■ **STATED TASK**: Every line of the material below must be repeated exactly.
>> START
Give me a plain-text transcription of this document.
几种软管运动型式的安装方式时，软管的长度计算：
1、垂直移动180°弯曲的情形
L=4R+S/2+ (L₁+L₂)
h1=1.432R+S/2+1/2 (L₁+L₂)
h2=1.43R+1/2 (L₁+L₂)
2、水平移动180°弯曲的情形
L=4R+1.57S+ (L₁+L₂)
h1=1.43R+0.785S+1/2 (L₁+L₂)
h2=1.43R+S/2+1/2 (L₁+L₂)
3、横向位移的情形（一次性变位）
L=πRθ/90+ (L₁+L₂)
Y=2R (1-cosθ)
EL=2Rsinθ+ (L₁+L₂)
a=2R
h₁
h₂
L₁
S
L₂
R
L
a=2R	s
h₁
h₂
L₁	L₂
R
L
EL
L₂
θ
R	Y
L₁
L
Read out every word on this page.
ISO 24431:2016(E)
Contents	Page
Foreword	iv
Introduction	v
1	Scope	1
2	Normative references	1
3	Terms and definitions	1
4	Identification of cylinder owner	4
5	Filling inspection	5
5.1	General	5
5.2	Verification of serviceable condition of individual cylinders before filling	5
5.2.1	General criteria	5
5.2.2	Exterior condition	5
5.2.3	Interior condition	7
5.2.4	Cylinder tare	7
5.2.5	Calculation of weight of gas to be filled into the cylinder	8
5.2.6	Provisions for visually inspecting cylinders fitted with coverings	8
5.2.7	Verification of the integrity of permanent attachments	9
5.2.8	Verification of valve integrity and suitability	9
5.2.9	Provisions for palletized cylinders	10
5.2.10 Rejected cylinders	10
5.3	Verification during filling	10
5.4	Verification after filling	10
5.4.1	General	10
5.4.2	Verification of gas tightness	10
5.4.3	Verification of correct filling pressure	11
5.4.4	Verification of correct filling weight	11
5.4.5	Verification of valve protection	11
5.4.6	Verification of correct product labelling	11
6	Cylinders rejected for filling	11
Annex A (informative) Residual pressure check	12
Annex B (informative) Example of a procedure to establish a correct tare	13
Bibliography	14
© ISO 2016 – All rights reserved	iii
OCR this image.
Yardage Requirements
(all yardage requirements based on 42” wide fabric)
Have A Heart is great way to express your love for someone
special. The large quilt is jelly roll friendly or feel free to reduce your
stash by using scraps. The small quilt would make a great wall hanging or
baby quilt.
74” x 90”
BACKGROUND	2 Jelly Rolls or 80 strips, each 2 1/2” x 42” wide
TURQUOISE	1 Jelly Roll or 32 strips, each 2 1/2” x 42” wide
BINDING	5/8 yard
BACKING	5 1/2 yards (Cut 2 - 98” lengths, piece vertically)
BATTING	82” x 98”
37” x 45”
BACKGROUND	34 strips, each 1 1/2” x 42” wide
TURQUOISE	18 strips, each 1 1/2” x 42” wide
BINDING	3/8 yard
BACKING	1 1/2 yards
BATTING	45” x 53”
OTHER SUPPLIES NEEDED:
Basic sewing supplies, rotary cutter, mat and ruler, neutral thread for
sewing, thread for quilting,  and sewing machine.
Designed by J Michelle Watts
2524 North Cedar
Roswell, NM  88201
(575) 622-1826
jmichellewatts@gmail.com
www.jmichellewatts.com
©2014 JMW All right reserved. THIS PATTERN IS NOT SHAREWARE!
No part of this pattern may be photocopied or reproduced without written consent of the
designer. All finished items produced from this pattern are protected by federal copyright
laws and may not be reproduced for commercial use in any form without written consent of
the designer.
>> END
■ **SOLUTION FOR THIS PROBLEM**:
Give me a plain-text transcription of this document.
几种软管运动型式的安装方式时，软管的长度计算：
1、垂直移动180°弯曲的情形
L=4R+S/2+ (L₁+L₂)
h1=1.432R+S/2+1/2 (L₁+L₂)
h2=1.43R+1/2 (L₁+L₂)
2、水平移动180°弯曲的情形
L=4R+1.57S+ (L₁+L₂)
h1=1.43R+0.785S+1/2 (L₁+L₂)
h2=1.43R+S/2+1/2 (L₁+L₂)
3、横向位移的情形（一次性变位）
L=πRθ/90+ (L₁+L₂)
Y=2R (1-cosθ)
EL=2Rsinθ+ (L₁+L₂)
a=2R
h₁
h₂
L₁
S
L₂
R
L
a=2R	s
h₁
h₂
L₁	L₂
R
L
EL
L₂
θ
R	Y
L₁
L
Read out every word on this page.
ISO 24431:2016(E)
Contents	Page
Foreword	iv
Introduction	v
1	Scope	1
2	Normative references	1
3	Terms and definitions	1
4	Identification of cylinder owner	4
5	Filling inspection	5
5.1	General	5
5.2	Verification of serviceable condition of individual cylinders before filling	5
5.2.1	General criteria	5
5.2.2	Exterior condition	5
5.2.3	Interior condition	7
5.2.4	Cylinder tare	7
5.2.5	Calculation of weight of gas to be filled into the cylinder	8
5.2.6	Provisions for visually inspecting cylinders fitted with coverings	8
5.2.7	Verification of the integrity of permanent attachments	9
5.2.8	Verification of valve integrity and suitability	9
5.2.9	Provisions for palletized cylinders	10
5.2.10 Rejected cylinders	10
5.3	Verification during filling	10
5.4	Verification after filling	10
5.4.1	General	10
5.4.2	Verification of gas tightness	10
5.4.3	Verification of correct filling pressure	11
5.4.4	Verification of correct filling weight	11
5.4.5	Verification of valve protection	11
5.4.6	Verification of correct product labelling	11
6	Cylinders rejected for filling	11
Annex A (informative) Residual pressure check	12
Annex B (informative) Example of a procedure to establish a correct tare	13
Bibliography	14
© ISO 2016 – All rights reserved	iii
OCR this image.
Yardage Requirements
(all yardage requirements based on 42” wide fabric)
Have A Heart is great way to express your love for someone
special. The large quilt is jelly roll friendly or feel free to reduce your
stash by using scraps. The small quilt would make a great wall hanging or
baby quilt.
74” x 90”
BACKGROUND	2 Jelly Rolls or 80 strips, each 2 1/2” x 42” wide
TURQUOISE	1 Jelly Roll or 32 strips, each 2 1/2” x 42” wide
BINDING	5/8 yard
BACKING	5 1/2 yards (Cut 2 - 98” lengths, piece vertically)
BATTING	82” x 98”
37” x 45”
BACKGROUND	34 strips, each 1 1/2” x 42” wide
TURQUOISE	18 strips, each 1 1/2” x 42” wide
BINDING	3/8 yard
BACKING	1 1/2 yards
BATTING	45” x 53”
OTHER SUPPLIES NEEDED:
Basic sewing supplies, rotary cutter, mat and ruler, neutral thread for
sewing, thread for quilting,  and sewing machine.
Designed by J Michelle Watts
2524 North Cedar
Roswell, NM  88201
(575) 622-1826
jmichellewatts@gmail.com
www.jmichellewatts.com
©2014 JMW All right reserved. THIS PATTERN IS NOT SHAREWARE!
No part of this pattern may be photocopied or reproduced without written consent of the
designer. All finished items produced from this pattern are protected by federal copyright
laws and may not be reproduced for commercial use in any form without written consent of
the designer.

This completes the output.